• Consignes de l'exercice:
1. D'après le texte sur Brecht, quel thème a été retenu pour la présentation du 24 mars 2023 ?
2. Relevez dans le texte sur Brecht le passage qui commence par « La pensée matérialiste » et se poursuit jusqu'à « valeur émotionnelle subjective. ».

• Extrait choisi:
Espace Niemeyer, place du Colonel Fabien

Présentation

Depuis 2012 La Pensée et le Groupe d’Études du Matérialisme Rationnel (GEMR) élaborent un dossier philosophique précédé d’une présentation publique avec le soutien de la  Fondation Gabriel Péri.  Rousseau, Diderot, Spinoza, Althusser, etc. ont été étudiés et discutés au cours de ces journées et colloques. Le 24 mars 2023  c’est Bertolt Brecht qui sera l’auteur présenté sous le thème : « Bertolt Brecht, matérialisme et morale ». Pour la première fois, ce ne sera donc pas un philosophe auteur de système conceptuel mais un écrivain, dramaturge, qui interpellera la philosophie.

La morale chez Brecht est souvent présente d’une façon paradoxale. Les individus sont pris dans un contexte qui les dépasse et qu’ils contribuent à reproduire ou à rectifier, accompagnant leurs actes de justifications morales, une morale qu’ils ne justifient pas et qui est inscrite dans une logique prédéterminée. Dans le monde de la maffia (du capitalisme, du fascisme) il existe bien une morale totalement immorale déclamée par les gangsters (La carrière d’Arturo Ui). Dans le mariage forcé l’adultère de la femme est justifié (Me Ti). Seule la résistance permet l’audace du bien. La configuration brechtienne va bien plus loin que le relativisme social (la morale dépend des mœurs et coutumes), elle se présente en lieu de conflits, de tensions, de violences. La morale n’est pas alors l’affaire d’un sujet face à « son » acte mais celle d’un moment historique qui distribue les actes possibles à partir d’une configuration nouvelle, celle de l’organisation de la résistance. En ce sens Brecht apporte une précieuse pierre à bâtir un matérialisme moral, un matérialisme capable de penser la morale comme telle.

La pensée matérialiste est, en effet, dérangée par la question morale car celle-ci a été fermement enracinée dans la philosophie idéaliste sous l’impératif d’universel. Le « bien » est transcendant (idées platoniciennes, Dieu) ou immanent (la raison, le sentiment). Dans chaque cas c’est l’universel qui fait office de démonstration.

Les philosophes matérialistes ont cherché à évincer cet impératif en ramenant  la morale aux mœurs, aux coutumes, à l’éducation, c’est-à-dire à des circonstances relatives. Cependant cette réduction transforme la morale en coutume et la prive de sa valeur émotionnelle subjective.

(Entrées des éléments de mise en page)

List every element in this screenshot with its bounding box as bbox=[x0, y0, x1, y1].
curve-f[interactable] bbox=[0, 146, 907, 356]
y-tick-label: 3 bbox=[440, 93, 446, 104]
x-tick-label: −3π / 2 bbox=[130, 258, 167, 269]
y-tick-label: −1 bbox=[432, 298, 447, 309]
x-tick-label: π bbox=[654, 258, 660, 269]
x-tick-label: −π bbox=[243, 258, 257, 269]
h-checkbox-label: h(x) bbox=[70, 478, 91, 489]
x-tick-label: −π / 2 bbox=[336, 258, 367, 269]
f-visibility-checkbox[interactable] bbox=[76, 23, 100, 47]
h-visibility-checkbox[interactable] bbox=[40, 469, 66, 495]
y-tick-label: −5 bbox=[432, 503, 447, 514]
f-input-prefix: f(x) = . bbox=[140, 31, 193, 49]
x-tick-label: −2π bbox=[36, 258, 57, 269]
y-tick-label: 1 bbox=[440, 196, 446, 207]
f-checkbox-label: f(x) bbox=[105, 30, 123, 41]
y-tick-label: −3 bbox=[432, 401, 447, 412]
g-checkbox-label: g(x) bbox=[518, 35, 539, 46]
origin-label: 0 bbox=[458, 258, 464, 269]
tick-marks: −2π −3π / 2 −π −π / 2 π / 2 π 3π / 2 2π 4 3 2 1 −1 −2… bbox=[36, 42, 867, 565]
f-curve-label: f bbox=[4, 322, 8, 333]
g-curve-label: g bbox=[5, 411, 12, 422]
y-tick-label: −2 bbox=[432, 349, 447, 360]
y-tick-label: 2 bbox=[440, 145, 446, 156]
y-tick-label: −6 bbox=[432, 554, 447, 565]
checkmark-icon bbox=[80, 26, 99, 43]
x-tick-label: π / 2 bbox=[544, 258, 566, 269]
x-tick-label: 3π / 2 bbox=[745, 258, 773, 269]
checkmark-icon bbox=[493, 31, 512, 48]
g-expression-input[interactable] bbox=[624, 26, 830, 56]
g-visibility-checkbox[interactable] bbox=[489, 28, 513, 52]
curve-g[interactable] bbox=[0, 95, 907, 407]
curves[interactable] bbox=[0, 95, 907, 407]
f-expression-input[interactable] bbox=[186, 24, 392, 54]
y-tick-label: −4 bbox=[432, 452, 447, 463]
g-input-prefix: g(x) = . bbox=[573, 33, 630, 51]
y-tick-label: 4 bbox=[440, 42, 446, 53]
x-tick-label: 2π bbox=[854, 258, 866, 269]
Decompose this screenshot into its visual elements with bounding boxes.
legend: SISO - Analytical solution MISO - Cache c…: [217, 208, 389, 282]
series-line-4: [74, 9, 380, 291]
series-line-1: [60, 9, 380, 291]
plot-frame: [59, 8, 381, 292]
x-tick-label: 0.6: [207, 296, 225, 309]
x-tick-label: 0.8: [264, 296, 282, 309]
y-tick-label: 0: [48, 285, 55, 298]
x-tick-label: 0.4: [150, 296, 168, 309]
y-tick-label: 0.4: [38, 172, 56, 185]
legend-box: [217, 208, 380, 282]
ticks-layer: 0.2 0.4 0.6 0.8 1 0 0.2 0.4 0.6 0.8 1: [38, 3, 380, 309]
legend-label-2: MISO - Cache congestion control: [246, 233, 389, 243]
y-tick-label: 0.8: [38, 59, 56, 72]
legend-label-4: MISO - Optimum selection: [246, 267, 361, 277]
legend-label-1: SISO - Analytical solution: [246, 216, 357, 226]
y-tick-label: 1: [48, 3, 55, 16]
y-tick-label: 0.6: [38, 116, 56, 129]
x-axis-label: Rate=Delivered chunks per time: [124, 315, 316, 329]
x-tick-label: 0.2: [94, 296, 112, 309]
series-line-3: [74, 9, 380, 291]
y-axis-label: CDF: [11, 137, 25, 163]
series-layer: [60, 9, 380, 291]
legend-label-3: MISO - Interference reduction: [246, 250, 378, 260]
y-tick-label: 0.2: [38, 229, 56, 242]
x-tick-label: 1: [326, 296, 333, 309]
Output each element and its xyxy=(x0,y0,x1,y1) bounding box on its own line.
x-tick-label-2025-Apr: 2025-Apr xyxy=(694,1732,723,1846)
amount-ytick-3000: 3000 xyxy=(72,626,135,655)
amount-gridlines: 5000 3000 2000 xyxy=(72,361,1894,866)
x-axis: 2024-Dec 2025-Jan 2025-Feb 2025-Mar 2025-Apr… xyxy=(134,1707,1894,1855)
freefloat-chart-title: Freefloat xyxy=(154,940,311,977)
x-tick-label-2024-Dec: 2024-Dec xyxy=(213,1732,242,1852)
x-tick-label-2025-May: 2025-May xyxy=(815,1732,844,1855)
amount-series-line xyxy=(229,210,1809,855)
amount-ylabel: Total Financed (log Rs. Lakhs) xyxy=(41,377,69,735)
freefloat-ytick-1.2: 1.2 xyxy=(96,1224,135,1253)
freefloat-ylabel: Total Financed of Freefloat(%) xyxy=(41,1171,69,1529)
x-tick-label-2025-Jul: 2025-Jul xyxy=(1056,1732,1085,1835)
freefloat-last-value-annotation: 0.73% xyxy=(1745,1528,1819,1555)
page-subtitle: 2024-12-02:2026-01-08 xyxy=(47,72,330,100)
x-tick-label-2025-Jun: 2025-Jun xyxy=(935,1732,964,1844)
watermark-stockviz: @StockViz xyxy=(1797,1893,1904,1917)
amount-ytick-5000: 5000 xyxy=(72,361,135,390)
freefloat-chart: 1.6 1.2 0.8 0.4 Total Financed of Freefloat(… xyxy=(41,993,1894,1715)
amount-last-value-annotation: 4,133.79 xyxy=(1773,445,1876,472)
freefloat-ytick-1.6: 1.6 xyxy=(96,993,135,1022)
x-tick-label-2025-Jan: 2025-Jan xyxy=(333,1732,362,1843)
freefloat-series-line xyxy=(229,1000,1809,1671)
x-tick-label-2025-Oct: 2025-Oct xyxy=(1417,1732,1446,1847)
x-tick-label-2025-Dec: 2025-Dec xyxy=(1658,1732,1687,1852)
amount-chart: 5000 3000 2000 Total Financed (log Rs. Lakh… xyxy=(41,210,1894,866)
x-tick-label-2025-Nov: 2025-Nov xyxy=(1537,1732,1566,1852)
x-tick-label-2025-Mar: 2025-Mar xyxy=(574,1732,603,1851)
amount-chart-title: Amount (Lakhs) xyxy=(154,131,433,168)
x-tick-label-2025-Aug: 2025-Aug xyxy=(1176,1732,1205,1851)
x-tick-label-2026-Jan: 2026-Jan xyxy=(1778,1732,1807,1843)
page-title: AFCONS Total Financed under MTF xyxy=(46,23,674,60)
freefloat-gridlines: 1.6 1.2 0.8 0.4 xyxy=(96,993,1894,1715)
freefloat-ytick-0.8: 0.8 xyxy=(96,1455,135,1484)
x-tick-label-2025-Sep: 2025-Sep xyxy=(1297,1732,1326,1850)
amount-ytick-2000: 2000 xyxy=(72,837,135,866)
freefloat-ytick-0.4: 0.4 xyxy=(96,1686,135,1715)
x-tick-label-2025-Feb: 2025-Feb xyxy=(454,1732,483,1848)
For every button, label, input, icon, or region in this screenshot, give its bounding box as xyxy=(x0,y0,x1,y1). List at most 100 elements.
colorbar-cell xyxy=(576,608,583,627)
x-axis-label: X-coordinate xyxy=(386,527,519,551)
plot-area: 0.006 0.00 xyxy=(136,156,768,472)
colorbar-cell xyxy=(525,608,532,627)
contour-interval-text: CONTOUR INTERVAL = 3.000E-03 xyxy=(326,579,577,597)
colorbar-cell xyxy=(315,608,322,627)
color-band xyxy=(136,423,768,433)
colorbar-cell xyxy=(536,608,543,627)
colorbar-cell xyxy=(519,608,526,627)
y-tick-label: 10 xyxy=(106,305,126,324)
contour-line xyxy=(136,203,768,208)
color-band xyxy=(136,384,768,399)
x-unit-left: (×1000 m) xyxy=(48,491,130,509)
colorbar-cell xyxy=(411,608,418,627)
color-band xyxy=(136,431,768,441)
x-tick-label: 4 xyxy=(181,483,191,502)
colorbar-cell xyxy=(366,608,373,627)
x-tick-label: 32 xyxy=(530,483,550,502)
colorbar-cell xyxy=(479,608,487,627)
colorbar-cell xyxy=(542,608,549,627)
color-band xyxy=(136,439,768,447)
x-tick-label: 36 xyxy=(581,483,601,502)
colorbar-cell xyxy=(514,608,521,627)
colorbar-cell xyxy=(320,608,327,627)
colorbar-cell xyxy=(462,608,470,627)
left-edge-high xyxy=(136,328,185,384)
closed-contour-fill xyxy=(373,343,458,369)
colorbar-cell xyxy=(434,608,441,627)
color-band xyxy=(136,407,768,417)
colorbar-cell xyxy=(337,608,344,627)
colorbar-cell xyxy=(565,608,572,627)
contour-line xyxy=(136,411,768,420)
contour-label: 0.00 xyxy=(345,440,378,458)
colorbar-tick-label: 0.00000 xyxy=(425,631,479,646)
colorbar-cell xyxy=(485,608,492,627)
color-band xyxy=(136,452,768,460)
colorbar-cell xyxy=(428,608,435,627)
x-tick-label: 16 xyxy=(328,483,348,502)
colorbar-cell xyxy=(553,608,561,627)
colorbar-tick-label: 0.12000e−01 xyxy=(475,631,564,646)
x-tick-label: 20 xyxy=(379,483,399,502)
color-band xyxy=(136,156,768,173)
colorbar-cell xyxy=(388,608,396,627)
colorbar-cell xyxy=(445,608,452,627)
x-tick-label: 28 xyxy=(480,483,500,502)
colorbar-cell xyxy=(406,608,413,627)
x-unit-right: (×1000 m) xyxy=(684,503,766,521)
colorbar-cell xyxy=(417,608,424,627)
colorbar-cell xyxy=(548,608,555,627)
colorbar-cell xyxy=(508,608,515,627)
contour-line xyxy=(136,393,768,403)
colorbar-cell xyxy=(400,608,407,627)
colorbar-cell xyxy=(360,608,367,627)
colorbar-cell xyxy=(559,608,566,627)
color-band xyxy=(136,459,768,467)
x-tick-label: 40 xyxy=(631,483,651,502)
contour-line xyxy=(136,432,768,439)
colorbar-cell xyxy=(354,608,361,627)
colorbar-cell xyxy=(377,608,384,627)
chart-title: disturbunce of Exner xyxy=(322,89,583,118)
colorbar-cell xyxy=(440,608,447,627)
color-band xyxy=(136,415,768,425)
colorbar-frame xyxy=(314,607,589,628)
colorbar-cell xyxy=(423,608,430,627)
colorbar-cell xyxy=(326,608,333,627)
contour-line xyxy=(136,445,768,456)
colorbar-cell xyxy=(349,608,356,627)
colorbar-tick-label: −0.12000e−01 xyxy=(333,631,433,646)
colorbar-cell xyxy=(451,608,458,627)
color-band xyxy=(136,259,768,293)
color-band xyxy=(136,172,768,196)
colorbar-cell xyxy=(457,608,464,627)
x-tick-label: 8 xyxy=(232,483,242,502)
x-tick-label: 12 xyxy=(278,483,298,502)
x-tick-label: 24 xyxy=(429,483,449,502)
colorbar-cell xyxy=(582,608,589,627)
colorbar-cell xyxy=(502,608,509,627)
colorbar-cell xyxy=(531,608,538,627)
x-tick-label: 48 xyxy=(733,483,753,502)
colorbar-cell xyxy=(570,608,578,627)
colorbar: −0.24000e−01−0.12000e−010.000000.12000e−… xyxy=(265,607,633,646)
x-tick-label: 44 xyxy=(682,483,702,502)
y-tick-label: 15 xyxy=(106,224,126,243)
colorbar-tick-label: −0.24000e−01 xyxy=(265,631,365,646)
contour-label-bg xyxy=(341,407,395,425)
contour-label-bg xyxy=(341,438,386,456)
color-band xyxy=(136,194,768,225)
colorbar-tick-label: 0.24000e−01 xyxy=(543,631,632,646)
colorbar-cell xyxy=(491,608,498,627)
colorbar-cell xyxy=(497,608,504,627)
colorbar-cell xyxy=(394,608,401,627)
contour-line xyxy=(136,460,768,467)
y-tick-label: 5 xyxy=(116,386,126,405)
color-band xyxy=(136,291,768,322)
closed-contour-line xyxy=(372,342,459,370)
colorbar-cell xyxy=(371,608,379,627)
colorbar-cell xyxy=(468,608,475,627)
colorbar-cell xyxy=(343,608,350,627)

• Réponses par consigne:
1. « Bertolt Brecht, matérialisme et morale »

2.
La pensée matérialiste est, en effet, dérangée par la question morale car celle-ci a été fermement enracinée dans la philosophie idéaliste sous l’impératif d’universel. Le « bien » est transcendant (idées platoniciennes, Dieu) ou immanent (la raison, le sentiment). Dans chaque cas c’est l’universel qui fait office de démonstration.

Les philosophes matérialistes ont cherché à évincer cet impératif en ramenant  la morale aux mœurs, aux coutumes, à l’éducation, c’est-à-dire à des circonstances relatives. Cependant cette réduction transforme la morale en coutume et la prive de sa valeur émotionnelle subjective.